-- Material for this exercise --

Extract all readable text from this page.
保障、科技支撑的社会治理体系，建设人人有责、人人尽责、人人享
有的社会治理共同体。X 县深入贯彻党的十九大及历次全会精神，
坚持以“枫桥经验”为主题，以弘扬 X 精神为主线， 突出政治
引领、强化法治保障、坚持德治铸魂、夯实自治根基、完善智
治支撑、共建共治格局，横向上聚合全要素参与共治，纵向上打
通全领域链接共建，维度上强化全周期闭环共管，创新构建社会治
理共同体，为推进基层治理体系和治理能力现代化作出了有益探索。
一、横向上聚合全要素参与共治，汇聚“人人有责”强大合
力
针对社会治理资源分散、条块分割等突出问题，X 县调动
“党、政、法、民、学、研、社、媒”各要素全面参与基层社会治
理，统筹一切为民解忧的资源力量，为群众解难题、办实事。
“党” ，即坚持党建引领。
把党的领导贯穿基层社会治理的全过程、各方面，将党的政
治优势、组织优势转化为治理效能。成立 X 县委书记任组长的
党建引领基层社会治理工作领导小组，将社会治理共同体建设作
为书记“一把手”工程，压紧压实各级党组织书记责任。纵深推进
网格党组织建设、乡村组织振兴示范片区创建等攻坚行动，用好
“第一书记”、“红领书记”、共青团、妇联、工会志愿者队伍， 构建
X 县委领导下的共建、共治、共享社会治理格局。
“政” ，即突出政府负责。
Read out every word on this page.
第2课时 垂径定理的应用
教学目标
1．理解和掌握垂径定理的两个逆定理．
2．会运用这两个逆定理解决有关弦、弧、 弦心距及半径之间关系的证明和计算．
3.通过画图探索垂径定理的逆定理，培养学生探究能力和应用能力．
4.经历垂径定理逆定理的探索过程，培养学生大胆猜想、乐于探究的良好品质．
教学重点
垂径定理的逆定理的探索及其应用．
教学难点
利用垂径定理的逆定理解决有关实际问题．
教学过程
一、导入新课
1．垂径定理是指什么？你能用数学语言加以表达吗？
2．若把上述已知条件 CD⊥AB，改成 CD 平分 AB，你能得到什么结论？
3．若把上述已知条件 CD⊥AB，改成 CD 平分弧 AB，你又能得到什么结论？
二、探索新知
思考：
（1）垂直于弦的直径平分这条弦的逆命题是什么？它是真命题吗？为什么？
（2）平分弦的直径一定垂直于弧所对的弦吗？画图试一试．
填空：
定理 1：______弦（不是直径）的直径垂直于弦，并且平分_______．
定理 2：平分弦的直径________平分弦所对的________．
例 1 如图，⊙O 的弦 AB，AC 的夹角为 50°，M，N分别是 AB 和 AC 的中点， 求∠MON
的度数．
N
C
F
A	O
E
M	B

-- Required work --
Copy out the data shown above without altering anything.

-- Finished task --
Extract all readable text from this page.
保障、科技支撑的社会治理体系，建设人人有责、人人尽责、人人享
有的社会治理共同体。X 县深入贯彻党的十九大及历次全会精神，
坚持以“枫桥经验”为主题，以弘扬 X 精神为主线， 突出政治
引领、强化法治保障、坚持德治铸魂、夯实自治根基、完善智
治支撑、共建共治格局，横向上聚合全要素参与共治，纵向上打
通全领域链接共建，维度上强化全周期闭环共管，创新构建社会治
理共同体，为推进基层治理体系和治理能力现代化作出了有益探索。
一、横向上聚合全要素参与共治，汇聚“人人有责”强大合
力
针对社会治理资源分散、条块分割等突出问题，X 县调动
“党、政、法、民、学、研、社、媒”各要素全面参与基层社会治
理，统筹一切为民解忧的资源力量，为群众解难题、办实事。
“党” ，即坚持党建引领。
把党的领导贯穿基层社会治理的全过程、各方面，将党的政
治优势、组织优势转化为治理效能。成立 X 县委书记任组长的
党建引领基层社会治理工作领导小组，将社会治理共同体建设作
为书记“一把手”工程，压紧压实各级党组织书记责任。纵深推进
网格党组织建设、乡村组织振兴示范片区创建等攻坚行动，用好
“第一书记”、“红领书记”、共青团、妇联、工会志愿者队伍， 构建
X 县委领导下的共建、共治、共享社会治理格局。
“政” ，即突出政府负责。
Read out every word on this page.
第2课时 垂径定理的应用
教学目标
1．理解和掌握垂径定理的两个逆定理．
2．会运用这两个逆定理解决有关弦、弧、 弦心距及半径之间关系的证明和计算．
3.通过画图探索垂径定理的逆定理，培养学生探究能力和应用能力．
4.经历垂径定理逆定理的探索过程，培养学生大胆猜想、乐于探究的良好品质．
教学重点
垂径定理的逆定理的探索及其应用．
教学难点
利用垂径定理的逆定理解决有关实际问题．
教学过程
一、导入新课
1．垂径定理是指什么？你能用数学语言加以表达吗？
2．若把上述已知条件 CD⊥AB，改成 CD 平分 AB，你能得到什么结论？
3．若把上述已知条件 CD⊥AB，改成 CD 平分弧 AB，你又能得到什么结论？
二、探索新知
思考：
（1）垂直于弦的直径平分这条弦的逆命题是什么？它是真命题吗？为什么？
（2）平分弦的直径一定垂直于弧所对的弦吗？画图试一试．
填空：
定理 1：______弦（不是直径）的直径垂直于弦，并且平分_______．
定理 2：平分弦的直径________平分弦所对的________．
例 1 如图，⊙O 的弦 AB，AC 的夹角为 50°，M，N分别是 AB 和 AC 的中点， 求∠MON
的度数．
N
C
F
A	O
E
M	B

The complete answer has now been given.